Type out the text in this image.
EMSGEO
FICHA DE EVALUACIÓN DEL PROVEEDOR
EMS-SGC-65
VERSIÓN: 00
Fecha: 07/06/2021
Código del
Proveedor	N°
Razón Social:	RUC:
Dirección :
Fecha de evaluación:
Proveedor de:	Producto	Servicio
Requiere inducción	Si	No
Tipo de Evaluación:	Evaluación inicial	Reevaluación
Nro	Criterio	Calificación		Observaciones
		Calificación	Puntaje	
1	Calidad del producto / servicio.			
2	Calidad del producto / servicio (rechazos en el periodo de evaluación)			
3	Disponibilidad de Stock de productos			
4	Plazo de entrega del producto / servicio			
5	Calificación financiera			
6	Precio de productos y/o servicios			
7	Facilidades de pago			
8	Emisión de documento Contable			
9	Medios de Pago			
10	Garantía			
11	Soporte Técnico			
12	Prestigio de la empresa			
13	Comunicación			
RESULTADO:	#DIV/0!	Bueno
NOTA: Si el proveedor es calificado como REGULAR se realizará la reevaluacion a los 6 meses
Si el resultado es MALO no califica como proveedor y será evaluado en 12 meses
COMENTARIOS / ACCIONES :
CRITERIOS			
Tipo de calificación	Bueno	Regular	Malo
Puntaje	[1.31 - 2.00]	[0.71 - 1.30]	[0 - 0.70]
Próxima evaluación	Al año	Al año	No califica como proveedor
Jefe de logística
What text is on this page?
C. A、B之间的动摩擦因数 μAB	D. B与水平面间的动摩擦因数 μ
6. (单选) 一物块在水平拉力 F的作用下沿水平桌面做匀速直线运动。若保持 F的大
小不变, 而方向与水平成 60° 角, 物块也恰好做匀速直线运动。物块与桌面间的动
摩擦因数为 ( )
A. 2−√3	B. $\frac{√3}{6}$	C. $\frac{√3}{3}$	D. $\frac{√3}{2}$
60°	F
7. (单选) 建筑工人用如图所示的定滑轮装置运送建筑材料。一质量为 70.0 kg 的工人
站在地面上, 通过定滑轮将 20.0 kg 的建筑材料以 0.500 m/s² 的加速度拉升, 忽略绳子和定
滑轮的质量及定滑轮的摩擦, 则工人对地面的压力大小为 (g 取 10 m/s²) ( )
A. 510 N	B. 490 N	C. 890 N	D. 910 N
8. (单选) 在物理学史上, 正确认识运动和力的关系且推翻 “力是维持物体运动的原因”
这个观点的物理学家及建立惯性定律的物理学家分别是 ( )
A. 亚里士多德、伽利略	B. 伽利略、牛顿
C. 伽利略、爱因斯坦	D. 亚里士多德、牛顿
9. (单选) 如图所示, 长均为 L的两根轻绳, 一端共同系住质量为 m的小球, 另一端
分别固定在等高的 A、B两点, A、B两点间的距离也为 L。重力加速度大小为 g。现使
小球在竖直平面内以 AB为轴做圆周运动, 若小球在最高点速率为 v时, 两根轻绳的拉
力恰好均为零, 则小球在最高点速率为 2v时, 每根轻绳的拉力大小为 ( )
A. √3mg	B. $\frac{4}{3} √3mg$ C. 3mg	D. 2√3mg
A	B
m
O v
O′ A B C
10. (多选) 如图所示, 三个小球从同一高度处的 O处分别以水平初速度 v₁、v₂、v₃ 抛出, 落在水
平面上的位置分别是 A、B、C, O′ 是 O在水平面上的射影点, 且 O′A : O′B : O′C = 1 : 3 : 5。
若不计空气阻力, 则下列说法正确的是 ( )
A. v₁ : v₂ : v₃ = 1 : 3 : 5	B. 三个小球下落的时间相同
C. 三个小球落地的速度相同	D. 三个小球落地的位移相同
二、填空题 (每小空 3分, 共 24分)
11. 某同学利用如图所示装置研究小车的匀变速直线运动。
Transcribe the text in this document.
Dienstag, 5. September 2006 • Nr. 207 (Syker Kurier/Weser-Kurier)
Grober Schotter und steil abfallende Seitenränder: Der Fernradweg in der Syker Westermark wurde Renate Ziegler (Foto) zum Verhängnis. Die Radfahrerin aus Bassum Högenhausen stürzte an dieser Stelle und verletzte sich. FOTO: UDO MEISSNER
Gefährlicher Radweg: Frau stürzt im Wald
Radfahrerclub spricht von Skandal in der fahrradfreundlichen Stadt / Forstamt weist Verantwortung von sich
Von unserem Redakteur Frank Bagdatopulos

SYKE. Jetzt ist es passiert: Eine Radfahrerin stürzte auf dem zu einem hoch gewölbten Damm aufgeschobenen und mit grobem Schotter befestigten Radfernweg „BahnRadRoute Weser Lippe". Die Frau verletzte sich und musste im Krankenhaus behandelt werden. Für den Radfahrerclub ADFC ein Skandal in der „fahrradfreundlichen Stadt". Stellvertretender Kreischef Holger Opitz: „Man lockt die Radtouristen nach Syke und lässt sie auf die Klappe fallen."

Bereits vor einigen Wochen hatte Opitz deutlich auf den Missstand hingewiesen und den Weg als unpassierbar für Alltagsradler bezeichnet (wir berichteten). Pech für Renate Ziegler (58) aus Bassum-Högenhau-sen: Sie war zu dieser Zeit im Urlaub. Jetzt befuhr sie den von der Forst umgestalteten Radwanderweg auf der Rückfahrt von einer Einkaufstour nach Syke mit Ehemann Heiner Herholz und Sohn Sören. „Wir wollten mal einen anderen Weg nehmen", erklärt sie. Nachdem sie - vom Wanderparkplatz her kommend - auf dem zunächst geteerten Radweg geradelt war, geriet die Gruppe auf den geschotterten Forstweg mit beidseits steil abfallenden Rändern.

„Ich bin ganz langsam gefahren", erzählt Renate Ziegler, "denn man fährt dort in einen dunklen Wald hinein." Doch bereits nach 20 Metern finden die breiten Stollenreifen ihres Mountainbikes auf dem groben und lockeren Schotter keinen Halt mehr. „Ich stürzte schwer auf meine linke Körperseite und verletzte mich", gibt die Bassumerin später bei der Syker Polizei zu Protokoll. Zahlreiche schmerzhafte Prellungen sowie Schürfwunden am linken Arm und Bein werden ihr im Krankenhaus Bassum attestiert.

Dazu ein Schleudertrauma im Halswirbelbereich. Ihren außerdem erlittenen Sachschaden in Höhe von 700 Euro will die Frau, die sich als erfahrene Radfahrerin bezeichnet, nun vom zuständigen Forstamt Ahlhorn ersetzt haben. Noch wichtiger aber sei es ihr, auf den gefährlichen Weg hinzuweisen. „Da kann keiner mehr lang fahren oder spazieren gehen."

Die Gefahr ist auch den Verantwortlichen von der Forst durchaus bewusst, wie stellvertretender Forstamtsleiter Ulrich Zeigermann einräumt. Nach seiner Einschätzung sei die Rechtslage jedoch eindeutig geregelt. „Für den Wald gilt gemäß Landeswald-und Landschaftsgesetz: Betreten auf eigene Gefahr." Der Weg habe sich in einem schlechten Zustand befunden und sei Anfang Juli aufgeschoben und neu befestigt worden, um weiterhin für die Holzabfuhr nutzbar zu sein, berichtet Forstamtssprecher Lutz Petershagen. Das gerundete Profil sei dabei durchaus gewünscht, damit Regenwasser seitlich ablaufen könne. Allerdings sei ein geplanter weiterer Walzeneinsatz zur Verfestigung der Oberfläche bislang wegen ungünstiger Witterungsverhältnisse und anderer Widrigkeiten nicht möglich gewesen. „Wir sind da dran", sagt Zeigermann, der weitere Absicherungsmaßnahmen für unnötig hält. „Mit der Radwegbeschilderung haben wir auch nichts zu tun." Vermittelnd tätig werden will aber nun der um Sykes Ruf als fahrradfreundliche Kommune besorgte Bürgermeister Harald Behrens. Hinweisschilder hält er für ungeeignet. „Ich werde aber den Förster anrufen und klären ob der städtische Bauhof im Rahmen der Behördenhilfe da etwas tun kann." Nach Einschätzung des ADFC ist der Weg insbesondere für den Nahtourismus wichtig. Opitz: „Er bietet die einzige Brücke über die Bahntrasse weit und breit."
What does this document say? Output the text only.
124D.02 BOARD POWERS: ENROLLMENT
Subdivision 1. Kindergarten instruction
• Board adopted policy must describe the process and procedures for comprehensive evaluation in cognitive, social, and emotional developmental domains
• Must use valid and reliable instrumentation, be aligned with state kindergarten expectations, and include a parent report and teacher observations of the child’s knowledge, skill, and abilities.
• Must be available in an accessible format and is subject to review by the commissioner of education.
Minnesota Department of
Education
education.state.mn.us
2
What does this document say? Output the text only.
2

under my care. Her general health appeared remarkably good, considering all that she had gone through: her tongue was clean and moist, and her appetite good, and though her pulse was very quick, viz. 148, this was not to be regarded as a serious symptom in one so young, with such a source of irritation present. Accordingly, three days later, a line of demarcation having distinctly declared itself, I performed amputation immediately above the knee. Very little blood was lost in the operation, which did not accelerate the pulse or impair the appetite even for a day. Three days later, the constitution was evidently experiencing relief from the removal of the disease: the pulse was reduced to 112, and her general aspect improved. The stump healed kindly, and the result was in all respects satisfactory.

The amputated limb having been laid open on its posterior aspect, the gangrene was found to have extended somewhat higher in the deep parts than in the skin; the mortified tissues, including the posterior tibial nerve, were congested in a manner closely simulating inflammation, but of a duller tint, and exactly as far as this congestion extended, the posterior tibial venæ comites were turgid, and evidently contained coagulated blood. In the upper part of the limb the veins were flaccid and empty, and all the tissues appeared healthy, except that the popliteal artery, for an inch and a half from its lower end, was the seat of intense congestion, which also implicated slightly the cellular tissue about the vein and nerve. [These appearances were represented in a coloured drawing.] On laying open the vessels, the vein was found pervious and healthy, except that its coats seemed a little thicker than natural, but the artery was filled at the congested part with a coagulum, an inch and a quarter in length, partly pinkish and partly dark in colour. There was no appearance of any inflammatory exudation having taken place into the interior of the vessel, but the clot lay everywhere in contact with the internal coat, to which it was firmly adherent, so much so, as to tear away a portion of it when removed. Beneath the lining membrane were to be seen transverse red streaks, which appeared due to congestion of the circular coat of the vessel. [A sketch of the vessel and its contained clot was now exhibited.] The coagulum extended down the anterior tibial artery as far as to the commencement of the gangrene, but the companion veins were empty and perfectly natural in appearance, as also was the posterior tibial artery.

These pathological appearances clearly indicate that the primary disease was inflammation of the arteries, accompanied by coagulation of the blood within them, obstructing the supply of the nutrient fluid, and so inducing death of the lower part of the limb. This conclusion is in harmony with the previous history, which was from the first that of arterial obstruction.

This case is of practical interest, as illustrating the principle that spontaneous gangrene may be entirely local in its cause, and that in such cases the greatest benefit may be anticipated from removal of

•••

- Task goal -
Report all lines of the data above that include the string "Fecha".

- Solved problem -
Fecha: 07/06/2021
Fecha de evaluación:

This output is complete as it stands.